Provided data:
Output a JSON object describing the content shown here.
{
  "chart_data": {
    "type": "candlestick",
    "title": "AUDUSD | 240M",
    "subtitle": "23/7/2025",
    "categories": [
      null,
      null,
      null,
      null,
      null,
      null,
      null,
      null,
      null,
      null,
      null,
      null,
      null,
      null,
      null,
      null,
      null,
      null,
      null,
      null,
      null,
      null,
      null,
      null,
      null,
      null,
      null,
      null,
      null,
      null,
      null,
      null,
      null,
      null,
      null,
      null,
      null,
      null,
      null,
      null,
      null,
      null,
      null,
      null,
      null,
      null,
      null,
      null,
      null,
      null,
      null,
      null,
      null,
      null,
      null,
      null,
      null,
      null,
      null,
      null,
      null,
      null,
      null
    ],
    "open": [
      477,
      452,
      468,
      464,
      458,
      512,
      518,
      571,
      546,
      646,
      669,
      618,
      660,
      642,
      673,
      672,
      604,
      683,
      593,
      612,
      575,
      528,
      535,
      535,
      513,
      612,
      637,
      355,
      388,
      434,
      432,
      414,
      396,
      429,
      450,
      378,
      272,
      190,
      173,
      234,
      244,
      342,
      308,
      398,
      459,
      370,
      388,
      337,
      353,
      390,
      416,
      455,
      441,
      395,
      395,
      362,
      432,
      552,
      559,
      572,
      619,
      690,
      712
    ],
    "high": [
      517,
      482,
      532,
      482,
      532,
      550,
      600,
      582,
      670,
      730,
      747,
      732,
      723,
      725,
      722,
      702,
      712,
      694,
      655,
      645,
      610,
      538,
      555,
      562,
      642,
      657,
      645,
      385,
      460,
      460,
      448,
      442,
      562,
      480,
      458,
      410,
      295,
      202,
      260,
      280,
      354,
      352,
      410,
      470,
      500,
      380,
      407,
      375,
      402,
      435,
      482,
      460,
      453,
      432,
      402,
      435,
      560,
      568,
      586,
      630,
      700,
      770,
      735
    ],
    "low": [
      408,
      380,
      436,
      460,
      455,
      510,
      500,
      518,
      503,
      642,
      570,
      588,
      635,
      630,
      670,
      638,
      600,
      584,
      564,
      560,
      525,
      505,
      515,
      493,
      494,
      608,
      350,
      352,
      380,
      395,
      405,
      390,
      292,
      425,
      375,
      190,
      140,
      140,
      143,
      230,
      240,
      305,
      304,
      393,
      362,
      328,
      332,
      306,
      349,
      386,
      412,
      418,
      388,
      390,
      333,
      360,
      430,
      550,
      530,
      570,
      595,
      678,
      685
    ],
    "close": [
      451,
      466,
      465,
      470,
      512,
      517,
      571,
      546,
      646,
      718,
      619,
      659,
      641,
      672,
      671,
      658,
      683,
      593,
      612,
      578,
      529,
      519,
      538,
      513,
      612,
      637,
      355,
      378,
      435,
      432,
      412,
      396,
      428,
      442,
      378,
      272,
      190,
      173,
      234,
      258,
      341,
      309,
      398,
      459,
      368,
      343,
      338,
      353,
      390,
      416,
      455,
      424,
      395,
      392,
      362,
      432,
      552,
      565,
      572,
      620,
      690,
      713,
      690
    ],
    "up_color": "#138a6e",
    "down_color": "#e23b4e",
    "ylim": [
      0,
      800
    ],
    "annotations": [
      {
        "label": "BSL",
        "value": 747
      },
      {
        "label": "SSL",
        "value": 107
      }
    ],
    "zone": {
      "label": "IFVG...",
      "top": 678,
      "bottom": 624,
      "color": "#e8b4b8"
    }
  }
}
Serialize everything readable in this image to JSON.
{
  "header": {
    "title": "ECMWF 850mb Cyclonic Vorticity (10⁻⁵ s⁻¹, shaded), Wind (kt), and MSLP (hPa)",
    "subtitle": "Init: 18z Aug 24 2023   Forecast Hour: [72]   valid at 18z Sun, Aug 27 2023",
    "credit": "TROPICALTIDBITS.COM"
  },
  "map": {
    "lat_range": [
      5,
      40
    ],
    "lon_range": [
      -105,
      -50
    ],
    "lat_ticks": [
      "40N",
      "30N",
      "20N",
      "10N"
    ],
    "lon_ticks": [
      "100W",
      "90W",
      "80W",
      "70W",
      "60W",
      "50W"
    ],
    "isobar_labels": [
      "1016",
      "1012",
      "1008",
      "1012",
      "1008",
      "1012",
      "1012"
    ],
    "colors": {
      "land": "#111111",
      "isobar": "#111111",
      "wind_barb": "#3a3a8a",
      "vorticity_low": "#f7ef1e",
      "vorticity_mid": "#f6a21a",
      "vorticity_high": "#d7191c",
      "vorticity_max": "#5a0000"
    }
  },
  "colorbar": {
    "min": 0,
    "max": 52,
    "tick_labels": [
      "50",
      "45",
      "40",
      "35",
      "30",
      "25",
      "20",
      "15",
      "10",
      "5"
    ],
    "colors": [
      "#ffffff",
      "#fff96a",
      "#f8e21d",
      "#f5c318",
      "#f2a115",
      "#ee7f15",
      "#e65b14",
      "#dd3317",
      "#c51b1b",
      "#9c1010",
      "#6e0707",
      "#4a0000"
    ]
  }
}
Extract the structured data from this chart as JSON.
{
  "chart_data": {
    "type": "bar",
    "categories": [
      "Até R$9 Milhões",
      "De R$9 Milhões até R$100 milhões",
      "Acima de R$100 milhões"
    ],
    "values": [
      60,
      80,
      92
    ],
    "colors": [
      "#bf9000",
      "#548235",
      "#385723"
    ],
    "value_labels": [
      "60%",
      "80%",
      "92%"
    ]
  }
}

Exercise requirements: Give the material above again, word for word.

Output of the task:
Output a JSON object describing the content shown here.
{
  "chart_data": {
    "type": "candlestick",
    "title": "AUDUSD | 240M",
    "subtitle": "23/7/2025",
    "categories": [
      null,
      null,
      null,
      null,
      null,
      null,
      null,
      null,
      null,
      null,
      null,
      null,
      null,
      null,
      null,
      null,
      null,
      null,
      null,
      null,
      null,
      null,
      null,
      null,
      null,
      null,
      null,
      null,
      null,
      null,
      null,
      null,
      null,
      null,
      null,
      null,
      null,
      null,
      null,
      null,
      null,
      null,
      null,
      null,
      null,
      null,
      null,
      null,
      null,
      null,
      null,
      null,
      null,
      null,
      null,
      null,
      null,
      null,
      null,
      null,
      null,
      null,
      null
    ],
    "open": [
      477,
      452,
      468,
      464,
      458,
      512,
      518,
      571,
      546,
      646,
      669,
      618,
      660,
      642,
      673,
      672,
      604,
      683,
      593,
      612,
      575,
      528,
      535,
      535,
      513,
      612,
      637,
      355,
      388,
      434,
      432,
      414,
      396,
      429,
      450,
      378,
      272,
      190,
      173,
      234,
      244,
      342,
      308,
      398,
      459,
      370,
      388,
      337,
      353,
      390,
      416,
      455,
      441,
      395,
      395,
      362,
      432,
      552,
      559,
      572,
      619,
      690,
      712
    ],
    "high": [
      517,
      482,
      532,
      482,
      532,
      550,
      600,
      582,
      670,
      730,
      747,
      732,
      723,
      725,
      722,
      702,
      712,
      694,
      655,
      645,
      610,
      538,
      555,
      562,
      642,
      657,
      645,
      385,
      460,
      460,
      448,
      442,
      562,
      480,
      458,
      410,
      295,
      202,
      260,
      280,
      354,
      352,
      410,
      470,
      500,
      380,
      407,
      375,
      402,
      435,
      482,
      460,
      453,
      432,
      402,
      435,
      560,
      568,
      586,
      630,
      700,
      770,
      735
    ],
    "low": [
      408,
      380,
      436,
      460,
      455,
      510,
      500,
      518,
      503,
      642,
      570,
      588,
      635,
      630,
      670,
      638,
      600,
      584,
      564,
      560,
      525,
      505,
      515,
      493,
      494,
      608,
      350,
      352,
      380,
      395,
      405,
      390,
      292,
      425,
      375,
      190,
      140,
      140,
      143,
      230,
      240,
      305,
      304,
      393,
      362,
      328,
      332,
      306,
      349,
      386,
      412,
      418,
      388,
      390,
      333,
      360,
      430,
      550,
      530,
      570,
      595,
      678,
      685
    ],
    "close": [
      451,
      466,
      465,
      470,
      512,
      517,
      571,
      546,
      646,
      718,
      619,
      659,
      641,
      672,
      671,
      658,
      683,
      593,
      612,
      578,
      529,
      519,
      538,
      513,
      612,
      637,
      355,
      378,
      435,
      432,
      412,
      396,
      428,
      442,
      378,
      272,
      190,
      173,
      234,
      258,
      341,
      309,
      398,
      459,
      368,
      343,
      338,
      353,
      390,
      416,
      455,
      424,
      395,
      392,
      362,
      432,
      552,
      565,
      572,
      620,
      690,
      713,
      690
    ],
    "up_color": "#138a6e",
    "down_color": "#e23b4e",
    "ylim": [
      0,
      800
    ],
    "annotations": [
      {
        "label": "BSL",
        "value": 747
      },
      {
        "label": "SSL",
        "value": 107
      }
    ],
    "zone": {
      "label": "IFVG...",
      "top": 678,
      "bottom": 624,
      "color": "#e8b4b8"
    }
  }
}
Serialize everything readable in this image to JSON.
{
  "header": {
    "title": "ECMWF 850mb Cyclonic Vorticity (10⁻⁵ s⁻¹, shaded), Wind (kt), and MSLP (hPa)",
    "subtitle": "Init: 18z Aug 24 2023   Forecast Hour: [72]   valid at 18z Sun, Aug 27 2023",
    "credit": "TROPICALTIDBITS.COM"
  },
  "map": {
    "lat_range": [
      5,
      40
    ],
    "lon_range": [
      -105,
      -50
    ],
    "lat_ticks": [
      "40N",
      "30N",
      "20N",
      "10N"
    ],
    "lon_ticks": [
      "100W",
      "90W",
      "80W",
      "70W",
      "60W",
      "50W"
    ],
    "isobar_labels": [
      "1016",
      "1012",
      "1008",
      "1012",
      "1008",
      "1012",
      "1012"
    ],
    "colors": {
      "land": "#111111",
      "isobar": "#111111",
      "wind_barb": "#3a3a8a",
      "vorticity_low": "#f7ef1e",
      "vorticity_mid": "#f6a21a",
      "vorticity_high": "#d7191c",
      "vorticity_max": "#5a0000"
    }
  },
  "colorbar": {
    "min": 0,
    "max": 52,
    "tick_labels": [
      "50",
      "45",
      "40",
      "35",
      "30",
      "25",
      "20",
      "15",
      "10",
      "5"
    ],
    "colors": [
      "#ffffff",
      "#fff96a",
      "#f8e21d",
      "#f5c318",
      "#f2a115",
      "#ee7f15",
      "#e65b14",
      "#dd3317",
      "#c51b1b",
      "#9c1010",
      "#6e0707",
      "#4a0000"
    ]
  }
}
Extract the structured data from this chart as JSON.
{
  "chart_data": {
    "type": "bar",
    "categories": [
      "Até R$9 Milhões",
      "De R$9 Milhões até R$100 milhões",
      "Acima de R$100 milhões"
    ],
    "values": [
      60,
      80,
      92
    ],
    "colors": [
      "#bf9000",
      "#548235",
      "#385723"
    ],
    "value_labels": [
      "60%",
      "80%",
      "92%"
    ]
  }
}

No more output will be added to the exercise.